Across the records below, count the lines that contain "flicka" and write down only the count.

- Opening Delimiter -

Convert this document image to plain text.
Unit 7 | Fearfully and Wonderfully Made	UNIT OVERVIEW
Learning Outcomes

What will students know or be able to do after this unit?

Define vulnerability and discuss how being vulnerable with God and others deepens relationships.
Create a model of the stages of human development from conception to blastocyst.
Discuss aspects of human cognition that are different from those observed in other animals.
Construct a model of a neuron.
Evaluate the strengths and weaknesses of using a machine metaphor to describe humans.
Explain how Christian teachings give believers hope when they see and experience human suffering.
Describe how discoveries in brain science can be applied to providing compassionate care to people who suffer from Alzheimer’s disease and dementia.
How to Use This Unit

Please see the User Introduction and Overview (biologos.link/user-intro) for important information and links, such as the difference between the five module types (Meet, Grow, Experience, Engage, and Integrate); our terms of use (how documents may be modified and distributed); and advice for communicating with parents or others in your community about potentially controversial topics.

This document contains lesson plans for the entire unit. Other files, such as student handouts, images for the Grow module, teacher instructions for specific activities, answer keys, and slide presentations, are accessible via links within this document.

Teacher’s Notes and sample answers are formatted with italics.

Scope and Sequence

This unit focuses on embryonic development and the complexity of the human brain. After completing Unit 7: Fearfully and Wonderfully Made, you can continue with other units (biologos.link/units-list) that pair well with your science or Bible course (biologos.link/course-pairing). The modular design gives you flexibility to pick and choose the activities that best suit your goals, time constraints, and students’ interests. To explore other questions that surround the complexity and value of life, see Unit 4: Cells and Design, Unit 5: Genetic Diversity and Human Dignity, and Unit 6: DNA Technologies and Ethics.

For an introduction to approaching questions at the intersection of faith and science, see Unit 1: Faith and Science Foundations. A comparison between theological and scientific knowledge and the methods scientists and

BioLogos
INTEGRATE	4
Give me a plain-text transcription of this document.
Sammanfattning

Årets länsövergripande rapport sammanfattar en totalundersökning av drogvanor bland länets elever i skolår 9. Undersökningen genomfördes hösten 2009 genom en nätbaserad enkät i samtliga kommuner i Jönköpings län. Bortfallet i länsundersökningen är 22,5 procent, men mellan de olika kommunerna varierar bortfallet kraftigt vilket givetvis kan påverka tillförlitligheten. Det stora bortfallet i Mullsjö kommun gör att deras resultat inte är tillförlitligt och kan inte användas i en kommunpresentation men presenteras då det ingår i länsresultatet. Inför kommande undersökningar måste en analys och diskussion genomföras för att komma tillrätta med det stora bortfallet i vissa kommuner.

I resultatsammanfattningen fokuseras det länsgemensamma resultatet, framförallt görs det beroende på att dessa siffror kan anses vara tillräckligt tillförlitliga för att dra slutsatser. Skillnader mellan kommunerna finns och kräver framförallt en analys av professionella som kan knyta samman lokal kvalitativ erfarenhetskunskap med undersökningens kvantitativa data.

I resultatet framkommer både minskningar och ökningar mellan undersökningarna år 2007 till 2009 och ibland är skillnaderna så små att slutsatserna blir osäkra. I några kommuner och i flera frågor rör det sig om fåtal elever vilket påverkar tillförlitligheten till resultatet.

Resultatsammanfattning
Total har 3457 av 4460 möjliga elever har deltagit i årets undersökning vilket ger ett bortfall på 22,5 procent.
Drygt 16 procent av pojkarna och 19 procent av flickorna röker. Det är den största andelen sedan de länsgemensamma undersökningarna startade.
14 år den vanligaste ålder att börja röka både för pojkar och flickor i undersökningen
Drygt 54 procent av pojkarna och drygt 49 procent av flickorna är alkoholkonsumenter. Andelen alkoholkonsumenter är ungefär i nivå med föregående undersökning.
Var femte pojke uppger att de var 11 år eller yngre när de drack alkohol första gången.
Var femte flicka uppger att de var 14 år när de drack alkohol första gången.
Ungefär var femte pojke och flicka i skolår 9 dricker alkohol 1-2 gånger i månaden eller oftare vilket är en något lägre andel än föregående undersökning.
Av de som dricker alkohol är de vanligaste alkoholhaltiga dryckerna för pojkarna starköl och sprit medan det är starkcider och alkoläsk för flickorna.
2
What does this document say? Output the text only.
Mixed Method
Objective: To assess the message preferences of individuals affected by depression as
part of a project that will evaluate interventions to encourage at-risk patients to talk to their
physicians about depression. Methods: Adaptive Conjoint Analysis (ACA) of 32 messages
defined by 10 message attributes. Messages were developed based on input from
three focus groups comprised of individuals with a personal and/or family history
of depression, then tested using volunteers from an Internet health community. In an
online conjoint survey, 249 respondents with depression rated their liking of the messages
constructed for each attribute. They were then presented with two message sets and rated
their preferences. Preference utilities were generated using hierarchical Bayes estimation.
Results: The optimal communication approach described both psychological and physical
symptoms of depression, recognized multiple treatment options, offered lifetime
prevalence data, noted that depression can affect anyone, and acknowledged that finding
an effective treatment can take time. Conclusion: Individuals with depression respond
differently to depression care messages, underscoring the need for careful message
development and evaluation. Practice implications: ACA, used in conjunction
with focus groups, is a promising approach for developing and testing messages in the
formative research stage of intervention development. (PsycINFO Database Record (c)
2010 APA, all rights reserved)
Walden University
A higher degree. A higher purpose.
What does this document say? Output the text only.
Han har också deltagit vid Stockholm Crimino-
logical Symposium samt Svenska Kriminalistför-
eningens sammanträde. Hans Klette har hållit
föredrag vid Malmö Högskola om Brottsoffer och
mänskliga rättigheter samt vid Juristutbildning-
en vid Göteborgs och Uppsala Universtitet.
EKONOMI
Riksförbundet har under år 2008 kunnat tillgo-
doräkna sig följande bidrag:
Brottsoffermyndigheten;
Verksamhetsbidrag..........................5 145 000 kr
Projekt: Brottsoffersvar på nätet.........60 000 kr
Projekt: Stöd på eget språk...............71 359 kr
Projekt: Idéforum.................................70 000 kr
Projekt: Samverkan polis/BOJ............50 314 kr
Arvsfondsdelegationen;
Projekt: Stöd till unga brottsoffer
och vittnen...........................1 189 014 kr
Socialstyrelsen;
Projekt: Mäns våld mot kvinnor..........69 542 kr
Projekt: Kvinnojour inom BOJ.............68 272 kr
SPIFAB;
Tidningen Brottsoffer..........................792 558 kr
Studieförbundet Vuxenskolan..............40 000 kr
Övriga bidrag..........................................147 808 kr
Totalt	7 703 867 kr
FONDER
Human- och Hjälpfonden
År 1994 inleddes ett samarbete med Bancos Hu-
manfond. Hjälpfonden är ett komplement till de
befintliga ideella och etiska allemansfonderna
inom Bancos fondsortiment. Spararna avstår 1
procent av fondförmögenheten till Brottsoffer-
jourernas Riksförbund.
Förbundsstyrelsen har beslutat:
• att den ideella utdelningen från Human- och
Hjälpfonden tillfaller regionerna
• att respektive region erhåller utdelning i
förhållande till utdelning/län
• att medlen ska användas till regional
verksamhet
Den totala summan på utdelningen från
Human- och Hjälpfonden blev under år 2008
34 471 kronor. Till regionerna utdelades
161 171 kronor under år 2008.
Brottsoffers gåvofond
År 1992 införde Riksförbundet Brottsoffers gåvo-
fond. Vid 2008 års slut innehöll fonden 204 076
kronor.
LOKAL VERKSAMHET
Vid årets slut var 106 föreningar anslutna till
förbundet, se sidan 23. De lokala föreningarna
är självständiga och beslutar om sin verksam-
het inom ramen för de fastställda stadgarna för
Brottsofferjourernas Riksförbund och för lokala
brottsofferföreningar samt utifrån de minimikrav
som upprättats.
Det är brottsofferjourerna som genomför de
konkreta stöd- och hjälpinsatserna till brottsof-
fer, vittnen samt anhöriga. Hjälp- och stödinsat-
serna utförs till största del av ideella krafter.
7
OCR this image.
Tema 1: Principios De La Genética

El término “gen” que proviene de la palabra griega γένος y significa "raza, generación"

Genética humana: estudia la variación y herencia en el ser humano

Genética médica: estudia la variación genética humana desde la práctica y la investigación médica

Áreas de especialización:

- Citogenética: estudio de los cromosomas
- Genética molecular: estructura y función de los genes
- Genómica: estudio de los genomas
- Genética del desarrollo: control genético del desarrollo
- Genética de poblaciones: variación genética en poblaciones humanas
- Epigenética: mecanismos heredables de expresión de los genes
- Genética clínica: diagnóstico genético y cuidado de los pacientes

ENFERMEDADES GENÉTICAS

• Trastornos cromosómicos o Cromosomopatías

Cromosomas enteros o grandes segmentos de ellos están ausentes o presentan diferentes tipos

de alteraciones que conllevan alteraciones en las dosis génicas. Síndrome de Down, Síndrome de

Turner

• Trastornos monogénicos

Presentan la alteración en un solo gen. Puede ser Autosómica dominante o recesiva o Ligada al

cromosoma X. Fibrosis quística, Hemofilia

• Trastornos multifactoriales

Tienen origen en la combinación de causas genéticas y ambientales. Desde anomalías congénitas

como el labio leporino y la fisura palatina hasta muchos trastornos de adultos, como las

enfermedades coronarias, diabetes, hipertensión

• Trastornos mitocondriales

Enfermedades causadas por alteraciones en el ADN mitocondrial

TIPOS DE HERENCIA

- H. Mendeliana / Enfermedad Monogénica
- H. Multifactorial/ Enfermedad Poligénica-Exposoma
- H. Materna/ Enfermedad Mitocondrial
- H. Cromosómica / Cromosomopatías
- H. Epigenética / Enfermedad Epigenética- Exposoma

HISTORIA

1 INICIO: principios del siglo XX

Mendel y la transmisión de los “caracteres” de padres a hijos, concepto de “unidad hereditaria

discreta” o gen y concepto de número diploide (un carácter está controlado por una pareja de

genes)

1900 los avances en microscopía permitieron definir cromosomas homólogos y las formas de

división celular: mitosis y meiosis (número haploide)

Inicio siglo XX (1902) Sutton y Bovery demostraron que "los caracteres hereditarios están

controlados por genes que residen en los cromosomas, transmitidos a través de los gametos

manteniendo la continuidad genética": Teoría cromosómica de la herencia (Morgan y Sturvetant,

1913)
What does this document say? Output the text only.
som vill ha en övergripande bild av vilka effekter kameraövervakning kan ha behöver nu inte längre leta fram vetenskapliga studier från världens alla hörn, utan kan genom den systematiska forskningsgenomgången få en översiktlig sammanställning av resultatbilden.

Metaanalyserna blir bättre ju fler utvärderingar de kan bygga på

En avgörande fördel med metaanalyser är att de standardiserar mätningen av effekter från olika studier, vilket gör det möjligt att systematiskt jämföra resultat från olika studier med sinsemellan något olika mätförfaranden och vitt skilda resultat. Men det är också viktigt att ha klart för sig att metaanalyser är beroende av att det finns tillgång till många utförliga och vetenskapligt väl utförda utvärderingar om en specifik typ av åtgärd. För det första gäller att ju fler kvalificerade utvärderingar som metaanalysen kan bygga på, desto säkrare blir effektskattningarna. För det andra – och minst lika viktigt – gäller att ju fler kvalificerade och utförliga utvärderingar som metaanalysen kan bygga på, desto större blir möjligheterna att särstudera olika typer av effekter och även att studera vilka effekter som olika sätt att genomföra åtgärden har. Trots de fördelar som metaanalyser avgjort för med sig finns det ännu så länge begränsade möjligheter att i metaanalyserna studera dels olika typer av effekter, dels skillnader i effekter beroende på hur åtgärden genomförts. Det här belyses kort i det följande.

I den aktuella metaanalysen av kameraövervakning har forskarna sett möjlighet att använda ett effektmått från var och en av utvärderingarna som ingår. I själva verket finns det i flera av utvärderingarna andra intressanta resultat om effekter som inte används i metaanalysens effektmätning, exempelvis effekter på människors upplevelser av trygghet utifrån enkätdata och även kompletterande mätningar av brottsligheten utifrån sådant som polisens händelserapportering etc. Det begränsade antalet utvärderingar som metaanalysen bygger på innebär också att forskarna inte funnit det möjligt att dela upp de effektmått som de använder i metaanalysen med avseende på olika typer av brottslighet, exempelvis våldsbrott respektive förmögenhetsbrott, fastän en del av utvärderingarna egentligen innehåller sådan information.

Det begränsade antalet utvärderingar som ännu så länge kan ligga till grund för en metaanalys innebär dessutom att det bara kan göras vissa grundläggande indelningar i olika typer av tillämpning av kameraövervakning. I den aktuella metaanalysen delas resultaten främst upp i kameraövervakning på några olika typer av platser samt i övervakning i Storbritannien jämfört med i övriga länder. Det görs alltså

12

- Closing Delimiter -

Expected answer: 2